▶ What needs to be done
In the listing that follows, how many lines contain the string "Systems"? Provide only the number.

▶ Extracted records
▬▬▬▬▬▬▬▬▬▬

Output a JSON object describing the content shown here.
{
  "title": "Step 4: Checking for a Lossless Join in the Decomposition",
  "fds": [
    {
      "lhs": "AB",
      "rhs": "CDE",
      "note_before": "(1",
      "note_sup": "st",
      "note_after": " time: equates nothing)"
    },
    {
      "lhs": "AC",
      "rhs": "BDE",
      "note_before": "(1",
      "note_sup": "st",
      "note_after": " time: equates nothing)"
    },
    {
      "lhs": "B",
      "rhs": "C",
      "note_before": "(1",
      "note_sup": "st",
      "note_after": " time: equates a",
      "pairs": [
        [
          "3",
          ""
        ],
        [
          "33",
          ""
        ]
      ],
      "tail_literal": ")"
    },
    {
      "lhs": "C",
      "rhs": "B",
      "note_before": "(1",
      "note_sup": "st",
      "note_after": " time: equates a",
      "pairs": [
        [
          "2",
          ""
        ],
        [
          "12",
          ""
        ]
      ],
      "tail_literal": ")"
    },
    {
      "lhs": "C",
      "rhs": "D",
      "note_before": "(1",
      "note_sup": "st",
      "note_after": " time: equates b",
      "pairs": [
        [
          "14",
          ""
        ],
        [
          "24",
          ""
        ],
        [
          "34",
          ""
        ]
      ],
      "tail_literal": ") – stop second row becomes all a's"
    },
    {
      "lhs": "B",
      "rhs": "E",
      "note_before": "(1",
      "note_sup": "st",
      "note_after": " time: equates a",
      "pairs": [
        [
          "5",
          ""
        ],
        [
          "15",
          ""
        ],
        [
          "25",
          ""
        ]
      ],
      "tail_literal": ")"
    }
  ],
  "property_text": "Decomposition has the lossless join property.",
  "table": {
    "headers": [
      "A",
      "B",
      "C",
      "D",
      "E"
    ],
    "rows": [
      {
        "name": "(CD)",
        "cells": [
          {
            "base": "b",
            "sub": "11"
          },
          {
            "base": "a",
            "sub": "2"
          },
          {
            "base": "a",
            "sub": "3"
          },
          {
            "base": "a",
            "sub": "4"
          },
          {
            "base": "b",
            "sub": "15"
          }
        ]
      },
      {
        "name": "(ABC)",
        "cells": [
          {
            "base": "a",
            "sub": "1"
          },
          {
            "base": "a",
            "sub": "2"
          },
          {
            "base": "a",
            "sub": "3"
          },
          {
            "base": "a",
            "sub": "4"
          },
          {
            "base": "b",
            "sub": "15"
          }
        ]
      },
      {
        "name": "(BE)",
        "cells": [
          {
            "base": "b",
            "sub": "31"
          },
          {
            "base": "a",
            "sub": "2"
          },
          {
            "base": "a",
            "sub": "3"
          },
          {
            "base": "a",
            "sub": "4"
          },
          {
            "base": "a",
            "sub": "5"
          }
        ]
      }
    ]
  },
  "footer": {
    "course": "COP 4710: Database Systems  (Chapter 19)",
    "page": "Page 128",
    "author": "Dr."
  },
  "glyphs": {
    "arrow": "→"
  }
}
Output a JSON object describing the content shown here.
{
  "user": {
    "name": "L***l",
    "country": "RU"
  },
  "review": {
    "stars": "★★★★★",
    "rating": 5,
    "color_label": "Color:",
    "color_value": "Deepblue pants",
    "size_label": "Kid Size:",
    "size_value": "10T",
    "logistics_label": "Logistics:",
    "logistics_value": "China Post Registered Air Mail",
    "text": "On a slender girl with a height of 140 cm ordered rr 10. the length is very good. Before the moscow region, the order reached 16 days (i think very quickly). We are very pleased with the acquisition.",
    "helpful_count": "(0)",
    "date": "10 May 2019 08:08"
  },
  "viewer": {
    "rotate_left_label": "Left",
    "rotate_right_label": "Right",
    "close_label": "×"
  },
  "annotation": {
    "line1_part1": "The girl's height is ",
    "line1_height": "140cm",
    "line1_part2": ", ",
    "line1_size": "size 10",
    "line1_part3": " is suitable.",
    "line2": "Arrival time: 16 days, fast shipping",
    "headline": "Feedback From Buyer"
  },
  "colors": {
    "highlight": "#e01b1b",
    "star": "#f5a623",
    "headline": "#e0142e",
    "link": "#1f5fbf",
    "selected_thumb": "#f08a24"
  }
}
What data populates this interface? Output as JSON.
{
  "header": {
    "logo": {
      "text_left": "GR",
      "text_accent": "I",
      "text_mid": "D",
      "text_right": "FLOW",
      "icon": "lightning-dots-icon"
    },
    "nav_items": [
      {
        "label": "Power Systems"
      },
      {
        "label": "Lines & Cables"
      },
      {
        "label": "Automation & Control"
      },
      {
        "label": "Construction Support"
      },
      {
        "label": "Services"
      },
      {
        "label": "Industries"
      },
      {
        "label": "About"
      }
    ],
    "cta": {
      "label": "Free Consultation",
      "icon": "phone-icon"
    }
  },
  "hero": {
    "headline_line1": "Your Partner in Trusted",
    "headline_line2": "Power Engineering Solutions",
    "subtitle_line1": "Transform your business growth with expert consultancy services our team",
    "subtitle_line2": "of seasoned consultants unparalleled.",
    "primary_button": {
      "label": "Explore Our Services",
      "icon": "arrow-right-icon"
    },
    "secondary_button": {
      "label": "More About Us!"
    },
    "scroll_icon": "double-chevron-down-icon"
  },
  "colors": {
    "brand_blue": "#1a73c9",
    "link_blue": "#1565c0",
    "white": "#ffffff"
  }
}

▬▬▬▬▬▬▬▬▬▬

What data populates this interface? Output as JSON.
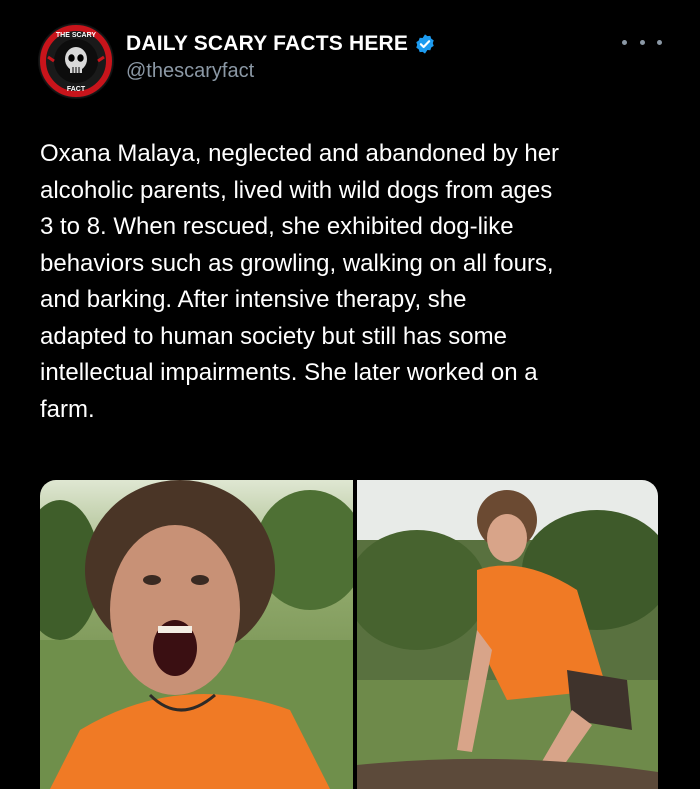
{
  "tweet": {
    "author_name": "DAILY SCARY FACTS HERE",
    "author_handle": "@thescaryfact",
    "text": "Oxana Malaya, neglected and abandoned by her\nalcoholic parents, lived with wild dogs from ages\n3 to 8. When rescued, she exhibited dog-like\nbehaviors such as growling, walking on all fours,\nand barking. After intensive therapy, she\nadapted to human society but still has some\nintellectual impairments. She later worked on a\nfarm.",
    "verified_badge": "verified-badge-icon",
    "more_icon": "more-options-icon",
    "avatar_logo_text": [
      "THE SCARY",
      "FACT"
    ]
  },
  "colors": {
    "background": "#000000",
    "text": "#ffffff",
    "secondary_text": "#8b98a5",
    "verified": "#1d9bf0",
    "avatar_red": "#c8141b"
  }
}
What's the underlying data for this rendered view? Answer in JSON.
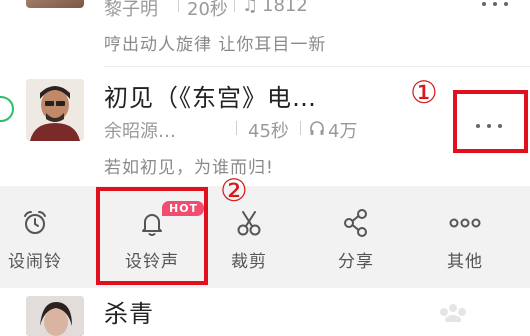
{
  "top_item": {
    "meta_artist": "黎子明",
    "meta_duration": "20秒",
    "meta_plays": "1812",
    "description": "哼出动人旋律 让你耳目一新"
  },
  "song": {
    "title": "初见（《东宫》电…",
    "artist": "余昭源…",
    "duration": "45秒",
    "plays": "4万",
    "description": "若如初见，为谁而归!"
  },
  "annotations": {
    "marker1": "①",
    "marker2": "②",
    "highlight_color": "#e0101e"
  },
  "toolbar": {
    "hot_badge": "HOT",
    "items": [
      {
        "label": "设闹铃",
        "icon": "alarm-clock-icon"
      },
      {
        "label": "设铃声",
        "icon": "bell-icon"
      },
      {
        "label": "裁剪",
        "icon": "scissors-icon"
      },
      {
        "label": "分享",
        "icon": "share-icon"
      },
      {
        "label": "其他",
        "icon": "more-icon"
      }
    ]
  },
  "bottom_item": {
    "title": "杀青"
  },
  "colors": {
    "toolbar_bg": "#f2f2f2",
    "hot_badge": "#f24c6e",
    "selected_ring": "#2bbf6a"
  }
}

▬▬▬▬▬▬▬▬▬▬

▶ Exercise response
2